> SET PROBLEM
Transcribe all the records exactly and omit any images they hold.

> DATA LISTING

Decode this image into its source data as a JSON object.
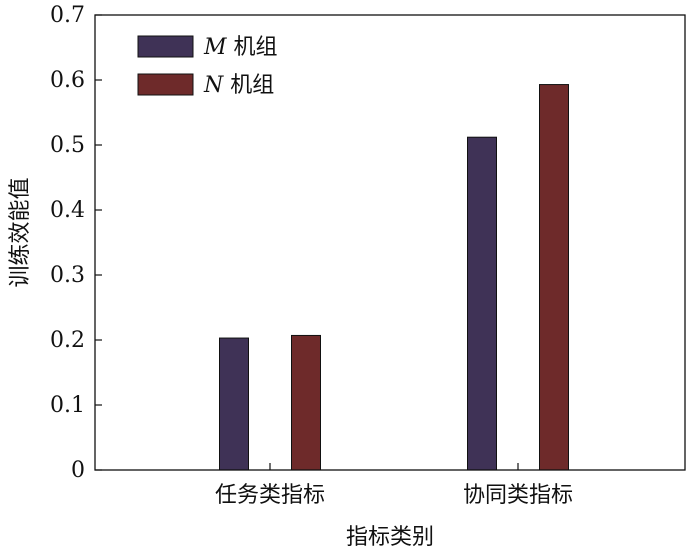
{
  "chart_data": {
    "type": "bar",
    "title": "",
    "xlabel": "指标类别",
    "ylabel": "训练效能值",
    "categories": [
      "任务类指标",
      "协同类指标"
    ],
    "ylim": [
      0,
      0.7
    ],
    "yticks": [
      "0",
      "0.1",
      "0.2",
      "0.3",
      "0.4",
      "0.5",
      "0.6",
      "0.7"
    ],
    "yticks_values": [
      0,
      0.1,
      0.2,
      0.3,
      0.4,
      0.5,
      0.6,
      0.7
    ],
    "grid": false,
    "legend_placement": "top-left",
    "series": [
      {
        "name": "M 机组",
        "name_var": "M",
        "name_rest": " 机组",
        "color": "#3f3256",
        "values": [
          0.203,
          0.512
        ]
      },
      {
        "name": "N 机组",
        "name_var": "N",
        "name_rest": " 机组",
        "color": "#6e2a2a",
        "values": [
          0.207,
          0.593
        ]
      }
    ]
  }
}
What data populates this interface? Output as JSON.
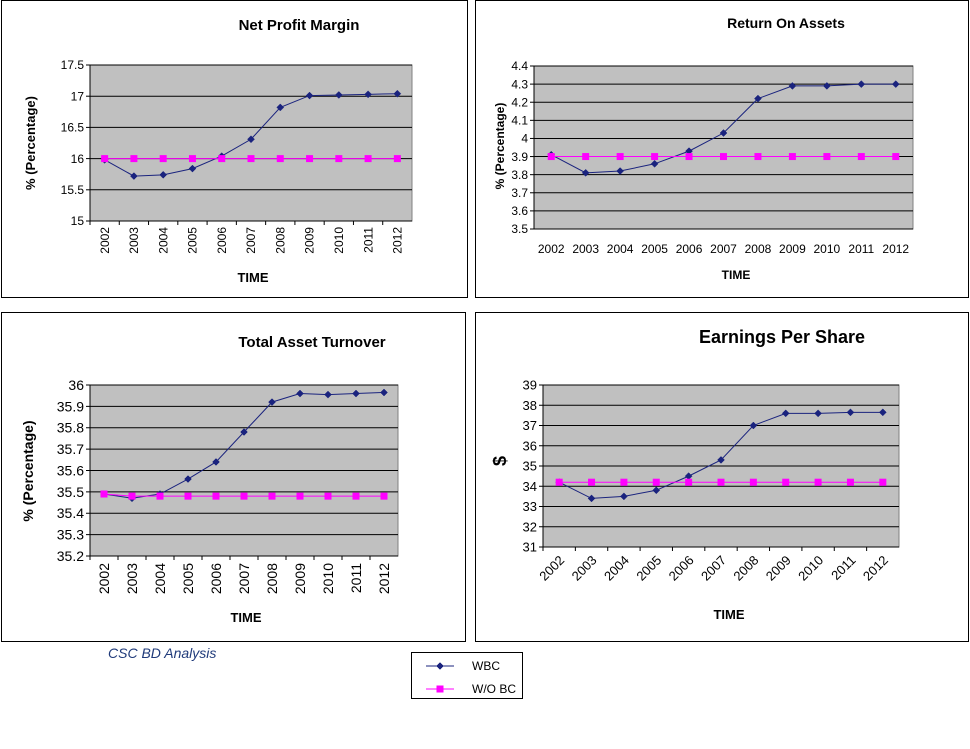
{
  "footer_note": "CSC BD Analysis",
  "legend": [
    {
      "label": "WBC",
      "color": "#1a237e",
      "marker": "diamond"
    },
    {
      "label": "W/O BC",
      "color": "#ff00ff",
      "marker": "square"
    }
  ],
  "chart_data": [
    {
      "type": "line",
      "title": "Net Profit Margin",
      "xlabel": "TIME",
      "ylabel": "% (Percentage)",
      "categories": [
        "2002",
        "2003",
        "2004",
        "2005",
        "2006",
        "2007",
        "2008",
        "2009",
        "2010",
        "2011",
        "2012"
      ],
      "ylim": [
        15,
        17.5
      ],
      "yticks": [
        "15",
        "15.5",
        "16",
        "16.5",
        "17",
        "17.5"
      ],
      "grid": true,
      "series": [
        {
          "name": "WBC",
          "color": "#1a237e",
          "marker": "diamond",
          "values": [
            15.98,
            15.72,
            15.74,
            15.84,
            16.04,
            16.31,
            16.82,
            17.01,
            17.02,
            17.03,
            17.04
          ]
        },
        {
          "name": "W/O BC",
          "color": "#ff00ff",
          "marker": "square",
          "values": [
            16.0,
            16.0,
            16.0,
            16.0,
            16.0,
            16.0,
            16.0,
            16.0,
            16.0,
            16.0,
            16.0
          ]
        }
      ]
    },
    {
      "type": "line",
      "title": "Return On Assets",
      "xlabel": "TIME",
      "ylabel": "% (Percentage)",
      "categories": [
        "2002",
        "2003",
        "2004",
        "2005",
        "2006",
        "2007",
        "2008",
        "2009",
        "2010",
        "2011",
        "2012"
      ],
      "ylim": [
        3.5,
        4.4
      ],
      "yticks": [
        "3.5",
        "3.6",
        "3.7",
        "3.8",
        "3.9",
        "4",
        "4.1",
        "4.2",
        "4.3",
        "4.4"
      ],
      "grid": true,
      "series": [
        {
          "name": "WBC",
          "color": "#1a237e",
          "marker": "diamond",
          "values": [
            3.91,
            3.81,
            3.82,
            3.86,
            3.93,
            4.03,
            4.22,
            4.29,
            4.29,
            4.3,
            4.3
          ]
        },
        {
          "name": "W/O BC",
          "color": "#ff00ff",
          "marker": "square",
          "values": [
            3.9,
            3.9,
            3.9,
            3.9,
            3.9,
            3.9,
            3.9,
            3.9,
            3.9,
            3.9,
            3.9
          ]
        }
      ]
    },
    {
      "type": "line",
      "title": "Total Asset Turnover",
      "xlabel": "TIME",
      "ylabel": "% (Percentage)",
      "categories": [
        "2002",
        "2003",
        "2004",
        "2005",
        "2006",
        "2007",
        "2008",
        "2009",
        "2010",
        "2011",
        "2012"
      ],
      "ylim": [
        35.2,
        36
      ],
      "yticks": [
        "35.2",
        "35.3",
        "35.4",
        "35.5",
        "35.6",
        "35.7",
        "35.8",
        "35.9",
        "36"
      ],
      "grid": true,
      "series": [
        {
          "name": "WBC",
          "color": "#1a237e",
          "marker": "diamond",
          "values": [
            35.49,
            35.47,
            35.49,
            35.56,
            35.64,
            35.78,
            35.92,
            35.96,
            35.955,
            35.96,
            35.965
          ]
        },
        {
          "name": "W/O BC",
          "color": "#ff00ff",
          "marker": "square",
          "values": [
            35.49,
            35.48,
            35.48,
            35.48,
            35.48,
            35.48,
            35.48,
            35.48,
            35.48,
            35.48,
            35.48
          ]
        }
      ]
    },
    {
      "type": "line",
      "title": "Earnings Per Share",
      "xlabel": "TIME",
      "ylabel": "$",
      "categories": [
        "2002",
        "2003",
        "2004",
        "2005",
        "2006",
        "2007",
        "2008",
        "2009",
        "2010",
        "2011",
        "2012"
      ],
      "ylim": [
        31,
        39
      ],
      "yticks": [
        "31",
        "32",
        "33",
        "34",
        "35",
        "36",
        "37",
        "38",
        "39"
      ],
      "grid": true,
      "series": [
        {
          "name": "WBC",
          "color": "#1a237e",
          "marker": "diamond",
          "values": [
            34.2,
            33.4,
            33.5,
            33.8,
            34.5,
            35.3,
            37.0,
            37.6,
            37.6,
            37.65,
            37.65
          ]
        },
        {
          "name": "W/O BC",
          "color": "#ff00ff",
          "marker": "square",
          "values": [
            34.2,
            34.2,
            34.2,
            34.2,
            34.2,
            34.2,
            34.2,
            34.2,
            34.2,
            34.2,
            34.2
          ]
        }
      ]
    }
  ]
}
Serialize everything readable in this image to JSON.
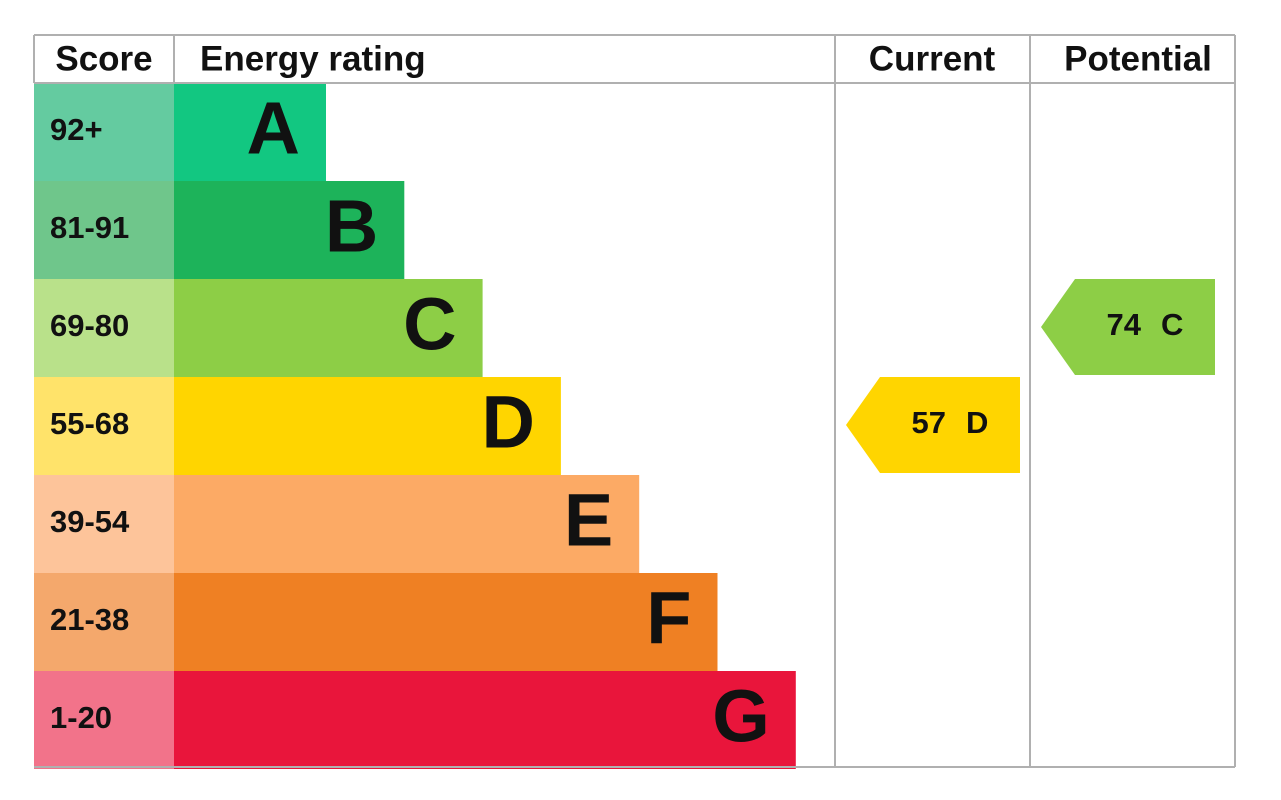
{
  "header": {
    "score": "Score",
    "rating": "Energy rating",
    "current": "Current",
    "potential": "Potential"
  },
  "rows": [
    {
      "score": "92+",
      "letter": "A",
      "color": "#12c781",
      "score_color": "#64cba0"
    },
    {
      "score": "81-91",
      "letter": "B",
      "color": "#1db35a",
      "score_color": "#6fc68b"
    },
    {
      "score": "69-80",
      "letter": "C",
      "color": "#8dce46",
      "score_color": "#b9e18a"
    },
    {
      "score": "55-68",
      "letter": "D",
      "color": "#ffd500",
      "score_color": "#ffe36a"
    },
    {
      "score": "39-54",
      "letter": "E",
      "color": "#fcaa65",
      "score_color": "#fdc49a"
    },
    {
      "score": "21-38",
      "letter": "F",
      "color": "#ef8023",
      "score_color": "#f4a86c"
    },
    {
      "score": "1-20",
      "letter": "G",
      "color": "#e9153b",
      "score_color": "#f2738a"
    }
  ],
  "current": {
    "value": 57,
    "letter": "D"
  },
  "potential": {
    "value": 74,
    "letter": "C"
  }
}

> TASK ANSWER
Decode this image into its source data as a JSON object.
{
  "chart_data": {
    "type": "bar",
    "title": "",
    "xlabel": "指标类别",
    "ylabel": "训练效能值",
    "categories": [
      "任务类指标",
      "协同类指标"
    ],
    "ylim": [
      0,
      0.7
    ],
    "yticks": [
      "0",
      "0.1",
      "0.2",
      "0.3",
      "0.4",
      "0.5",
      "0.6",
      "0.7"
    ],
    "yticks_values": [
      0,
      0.1,
      0.2,
      0.3,
      0.4,
      0.5,
      0.6,
      0.7
    ],
    "grid": false,
    "legend_placement": "top-left",
    "series": [
      {
        "name": "M 机组",
        "name_var": "M",
        "name_rest": " 机组",
        "color": "#3f3256",
        "values": [
          0.203,
          0.512
        ]
      },
      {
        "name": "N 机组",
        "name_var": "N",
        "name_rest": " 机组",
        "color": "#6e2a2a",
        "values": [
          0.207,
          0.593
        ]
      }
    ]
  }
}
What data populates this interface? Output as JSON.
{
  "footer_note": "CSC BD Analysis",
  "legend": [
    {
      "label": "WBC",
      "color": "#1a237e",
      "marker": "diamond"
    },
    {
      "label": "W/O BC",
      "color": "#ff00ff",
      "marker": "square"
    }
  ],
  "chart_data": [
    {
      "type": "line",
      "title": "Net Profit Margin",
      "xlabel": "TIME",
      "ylabel": "% (Percentage)",
      "categories": [
        "2002",
        "2003",
        "2004",
        "2005",
        "2006",
        "2007",
        "2008",
        "2009",
        "2010",
        "2011",
        "2012"
      ],
      "ylim": [
        15,
        17.5
      ],
      "yticks": [
        "15",
        "15.5",
        "16",
        "16.5",
        "17",
        "17.5"
      ],
      "grid": true,
      "series": [
        {
          "name": "WBC",
          "color": "#1a237e",
          "marker": "diamond",
          "values": [
            15.98,
            15.72,
            15.74,
            15.84,
            16.04,
            16.31,
            16.82,
            17.01,
            17.02,
            17.03,
            17.04
          ]
        },
        {
          "name": "W/O BC",
          "color": "#ff00ff",
          "marker": "square",
          "values": [
            16.0,
            16.0,
            16.0,
            16.0,
            16.0,
            16.0,
            16.0,
            16.0,
            16.0,
            16.0,
            16.0
          ]
        }
      ]
    },
    {
      "type": "line",
      "title": "Return On Assets",
      "xlabel": "TIME",
      "ylabel": "% (Percentage)",
      "categories": [
        "2002",
        "2003",
        "2004",
        "2005",
        "2006",
        "2007",
        "2008",
        "2009",
        "2010",
        "2011",
        "2012"
      ],
      "ylim": [
        3.5,
        4.4
      ],
      "yticks": [
        "3.5",
        "3.6",
        "3.7",
        "3.8",
        "3.9",
        "4",
        "4.1",
        "4.2",
        "4.3",
        "4.4"
      ],
      "grid": true,
      "series": [
        {
          "name": "WBC",
          "color": "#1a237e",
          "marker": "diamond",
          "values": [
            3.91,
            3.81,
            3.82,
            3.86,
            3.93,
            4.03,
            4.22,
            4.29,
            4.29,
            4.3,
            4.3
          ]
        },
        {
          "name": "W/O BC",
          "color": "#ff00ff",
          "marker": "square",
          "values": [
            3.9,
            3.9,
            3.9,
            3.9,
            3.9,
            3.9,
            3.9,
            3.9,
            3.9,
            3.9,
            3.9
          ]
        }
      ]
    },
    {
      "type": "line",
      "title": "Total Asset Turnover",
      "xlabel": "TIME",
      "ylabel": "% (Percentage)",
      "categories": [
        "2002",
        "2003",
        "2004",
        "2005",
        "2006",
        "2007",
        "2008",
        "2009",
        "2010",
        "2011",
        "2012"
      ],
      "ylim": [
        35.2,
        36
      ],
      "yticks": [
        "35.2",
        "35.3",
        "35.4",
        "35.5",
        "35.6",
        "35.7",
        "35.8",
        "35.9",
        "36"
      ],
      "grid": true,
      "series": [
        {
          "name": "WBC",
          "color": "#1a237e",
          "marker": "diamond",
          "values": [
            35.49,
            35.47,
            35.49,
            35.56,
            35.64,
            35.78,
            35.92,
            35.96,
            35.955,
            35.96,
            35.965
          ]
        },
        {
          "name": "W/O BC",
          "color": "#ff00ff",
          "marker": "square",
          "values": [
            35.49,
            35.48,
            35.48,
            35.48,
            35.48,
            35.48,
            35.48,
            35.48,
            35.48,
            35.48,
            35.48
          ]
        }
      ]
    },
    {
      "type": "line",
      "title": "Earnings Per Share",
      "xlabel": "TIME",
      "ylabel": "$",
      "categories": [
        "2002",
        "2003",
        "2004",
        "2005",
        "2006",
        "2007",
        "2008",
        "2009",
        "2010",
        "2011",
        "2012"
      ],
      "ylim": [
        31,
        39
      ],
      "yticks": [
        "31",
        "32",
        "33",
        "34",
        "35",
        "36",
        "37",
        "38",
        "39"
      ],
      "grid": true,
      "series": [
        {
          "name": "WBC",
          "color": "#1a237e",
          "marker": "diamond",
          "values": [
            34.2,
            33.4,
            33.5,
            33.8,
            34.5,
            35.3,
            37.0,
            37.6,
            37.6,
            37.65,
            37.65
          ]
        },
        {
          "name": "W/O BC",
          "color": "#ff00ff",
          "marker": "square",
          "values": [
            34.2,
            34.2,
            34.2,
            34.2,
            34.2,
            34.2,
            34.2,
            34.2,
            34.2,
            34.2,
            34.2
          ]
        }
      ]
    }
  ]
}
Serialize everything readable in this image to JSON.
{
  "header": {
    "score": "Score",
    "rating": "Energy rating",
    "current": "Current",
    "potential": "Potential"
  },
  "rows": [
    {
      "score": "92+",
      "letter": "A",
      "color": "#12c781",
      "score_color": "#64cba0"
    },
    {
      "score": "81-91",
      "letter": "B",
      "color": "#1db35a",
      "score_color": "#6fc68b"
    },
    {
      "score": "69-80",
      "letter": "C",
      "color": "#8dce46",
      "score_color": "#b9e18a"
    },
    {
      "score": "55-68",
      "letter": "D",
      "color": "#ffd500",
      "score_color": "#ffe36a"
    },
    {
      "score": "39-54",
      "letter": "E",
      "color": "#fcaa65",
      "score_color": "#fdc49a"
    },
    {
      "score": "21-38",
      "letter": "F",
      "color": "#ef8023",
      "score_color": "#f4a86c"
    },
    {
      "score": "1-20",
      "letter": "G",
      "color": "#e9153b",
      "score_color": "#f2738a"
    }
  ],
  "current": {
    "value": 57,
    "letter": "D"
  },
  "potential": {
    "value": 74,
    "letter": "C"
  }
}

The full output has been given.